* Start *

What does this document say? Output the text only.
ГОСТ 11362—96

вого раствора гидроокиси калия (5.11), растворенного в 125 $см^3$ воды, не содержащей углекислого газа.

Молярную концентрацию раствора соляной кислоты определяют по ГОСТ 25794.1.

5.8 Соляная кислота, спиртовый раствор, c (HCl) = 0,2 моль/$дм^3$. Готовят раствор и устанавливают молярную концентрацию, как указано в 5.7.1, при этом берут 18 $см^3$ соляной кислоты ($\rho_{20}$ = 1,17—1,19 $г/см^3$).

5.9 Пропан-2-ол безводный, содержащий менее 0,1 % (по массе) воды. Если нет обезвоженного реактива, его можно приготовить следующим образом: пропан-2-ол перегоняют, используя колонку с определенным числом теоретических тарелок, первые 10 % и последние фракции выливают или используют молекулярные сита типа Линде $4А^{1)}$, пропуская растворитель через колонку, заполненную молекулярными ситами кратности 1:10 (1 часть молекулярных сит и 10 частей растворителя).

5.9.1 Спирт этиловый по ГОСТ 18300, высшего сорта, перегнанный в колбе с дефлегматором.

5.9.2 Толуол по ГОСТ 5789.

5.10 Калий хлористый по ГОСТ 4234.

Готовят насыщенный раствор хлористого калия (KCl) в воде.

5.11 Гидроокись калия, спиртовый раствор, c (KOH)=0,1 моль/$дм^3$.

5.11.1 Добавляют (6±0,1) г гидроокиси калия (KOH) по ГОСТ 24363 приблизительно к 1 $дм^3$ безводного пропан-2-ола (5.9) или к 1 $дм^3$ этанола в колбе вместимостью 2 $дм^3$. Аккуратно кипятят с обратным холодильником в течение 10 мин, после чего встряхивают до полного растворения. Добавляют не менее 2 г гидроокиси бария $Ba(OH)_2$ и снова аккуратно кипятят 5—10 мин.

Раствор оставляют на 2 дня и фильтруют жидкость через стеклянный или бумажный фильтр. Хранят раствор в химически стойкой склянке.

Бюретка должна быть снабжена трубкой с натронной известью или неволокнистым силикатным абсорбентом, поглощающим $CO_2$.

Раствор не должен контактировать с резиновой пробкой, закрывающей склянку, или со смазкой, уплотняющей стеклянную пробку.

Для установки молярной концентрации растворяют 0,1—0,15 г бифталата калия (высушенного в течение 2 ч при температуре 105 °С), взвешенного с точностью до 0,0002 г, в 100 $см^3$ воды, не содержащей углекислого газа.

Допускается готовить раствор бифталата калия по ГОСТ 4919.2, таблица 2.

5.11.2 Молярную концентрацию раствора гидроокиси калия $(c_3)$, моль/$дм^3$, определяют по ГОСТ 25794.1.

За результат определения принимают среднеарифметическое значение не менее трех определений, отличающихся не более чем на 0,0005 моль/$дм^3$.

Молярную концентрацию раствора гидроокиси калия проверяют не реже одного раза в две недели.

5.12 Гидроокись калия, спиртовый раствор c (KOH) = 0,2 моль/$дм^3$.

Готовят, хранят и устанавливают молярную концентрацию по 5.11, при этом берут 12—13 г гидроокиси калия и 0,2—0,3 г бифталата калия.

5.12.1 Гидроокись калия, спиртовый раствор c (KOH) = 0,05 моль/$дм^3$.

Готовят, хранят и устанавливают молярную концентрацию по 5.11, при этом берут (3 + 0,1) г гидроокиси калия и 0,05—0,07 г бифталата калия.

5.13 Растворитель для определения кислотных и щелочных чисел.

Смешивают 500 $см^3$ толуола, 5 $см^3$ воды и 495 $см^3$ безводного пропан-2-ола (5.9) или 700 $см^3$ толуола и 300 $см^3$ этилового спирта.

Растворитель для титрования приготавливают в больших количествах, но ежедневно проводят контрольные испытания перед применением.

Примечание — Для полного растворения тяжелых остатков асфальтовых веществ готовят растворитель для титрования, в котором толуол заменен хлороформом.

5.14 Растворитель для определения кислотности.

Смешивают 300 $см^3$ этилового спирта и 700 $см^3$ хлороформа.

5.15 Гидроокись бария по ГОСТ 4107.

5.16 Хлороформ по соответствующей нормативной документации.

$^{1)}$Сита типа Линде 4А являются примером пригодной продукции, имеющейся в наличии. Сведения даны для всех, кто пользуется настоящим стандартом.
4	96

* End *

**OBJECTIVE:**
Your task is to output the full set of records exactly as presented.

**SOLUTION FOR THIS PROBLEM:**
What does this document say? Output the text only.
ГОСТ 11362—96

вого раствора гидроокиси калия (5.11), растворенного в 125 $см^3$ воды, не содержащей углекислого газа.

Молярную концентрацию раствора соляной кислоты определяют по ГОСТ 25794.1.

5.8 Соляная кислота, спиртовый раствор, c (HCl) = 0,2 моль/$дм^3$. Готовят раствор и устанавливают молярную концентрацию, как указано в 5.7.1, при этом берут 18 $см^3$ соляной кислоты ($\rho_{20}$ = 1,17—1,19 $г/см^3$).

5.9 Пропан-2-ол безводный, содержащий менее 0,1 % (по массе) воды. Если нет обезвоженного реактива, его можно приготовить следующим образом: пропан-2-ол перегоняют, используя колонку с определенным числом теоретических тарелок, первые 10 % и последние фракции выливают или используют молекулярные сита типа Линде $4А^{1)}$, пропуская растворитель через колонку, заполненную молекулярными ситами кратности 1:10 (1 часть молекулярных сит и 10 частей растворителя).

5.9.1 Спирт этиловый по ГОСТ 18300, высшего сорта, перегнанный в колбе с дефлегматором.

5.9.2 Толуол по ГОСТ 5789.

5.10 Калий хлористый по ГОСТ 4234.

Готовят насыщенный раствор хлористого калия (KCl) в воде.

5.11 Гидроокись калия, спиртовый раствор, c (KOH)=0,1 моль/$дм^3$.

5.11.1 Добавляют (6±0,1) г гидроокиси калия (KOH) по ГОСТ 24363 приблизительно к 1 $дм^3$ безводного пропан-2-ола (5.9) или к 1 $дм^3$ этанола в колбе вместимостью 2 $дм^3$. Аккуратно кипятят с обратным холодильником в течение 10 мин, после чего встряхивают до полного растворения. Добавляют не менее 2 г гидроокиси бария $Ba(OH)_2$ и снова аккуратно кипятят 5—10 мин.

Раствор оставляют на 2 дня и фильтруют жидкость через стеклянный или бумажный фильтр. Хранят раствор в химически стойкой склянке.

Бюретка должна быть снабжена трубкой с натронной известью или неволокнистым силикатным абсорбентом, поглощающим $CO_2$.

Раствор не должен контактировать с резиновой пробкой, закрывающей склянку, или со смазкой, уплотняющей стеклянную пробку.

Для установки молярной концентрации растворяют 0,1—0,15 г бифталата калия (высушенного в течение 2 ч при температуре 105 °С), взвешенного с точностью до 0,0002 г, в 100 $см^3$ воды, не содержащей углекислого газа.

Допускается готовить раствор бифталата калия по ГОСТ 4919.2, таблица 2.

5.11.2 Молярную концентрацию раствора гидроокиси калия $(c_3)$, моль/$дм^3$, определяют по ГОСТ 25794.1.

За результат определения принимают среднеарифметическое значение не менее трех определений, отличающихся не более чем на 0,0005 моль/$дм^3$.

Молярную концентрацию раствора гидроокиси калия проверяют не реже одного раза в две недели.

5.12 Гидроокись калия, спиртовый раствор c (KOH) = 0,2 моль/$дм^3$.

Готовят, хранят и устанавливают молярную концентрацию по 5.11, при этом берут 12—13 г гидроокиси калия и 0,2—0,3 г бифталата калия.

5.12.1 Гидроокись калия, спиртовый раствор c (KOH) = 0,05 моль/$дм^3$.

Готовят, хранят и устанавливают молярную концентрацию по 5.11, при этом берут (3 + 0,1) г гидроокиси калия и 0,05—0,07 г бифталата калия.

5.13 Растворитель для определения кислотных и щелочных чисел.

Смешивают 500 $см^3$ толуола, 5 $см^3$ воды и 495 $см^3$ безводного пропан-2-ола (5.9) или 700 $см^3$ толуола и 300 $см^3$ этилового спирта.

Растворитель для титрования приготавливают в больших количествах, но ежедневно проводят контрольные испытания перед применением.

Примечание — Для полного растворения тяжелых остатков асфальтовых веществ готовят растворитель для титрования, в котором толуол заменен хлороформом.

5.14 Растворитель для определения кислотности.

Смешивают 300 $см^3$ этилового спирта и 700 $см^3$ хлороформа.

5.15 Гидроокись бария по ГОСТ 4107.

5.16 Хлороформ по соответствующей нормативной документации.

$^{1)}$Сита типа Линде 4А являются примером пригодной продукции, имеющейся в наличии. Сведения даны для всех, кто пользуется настоящим стандартом.
4	96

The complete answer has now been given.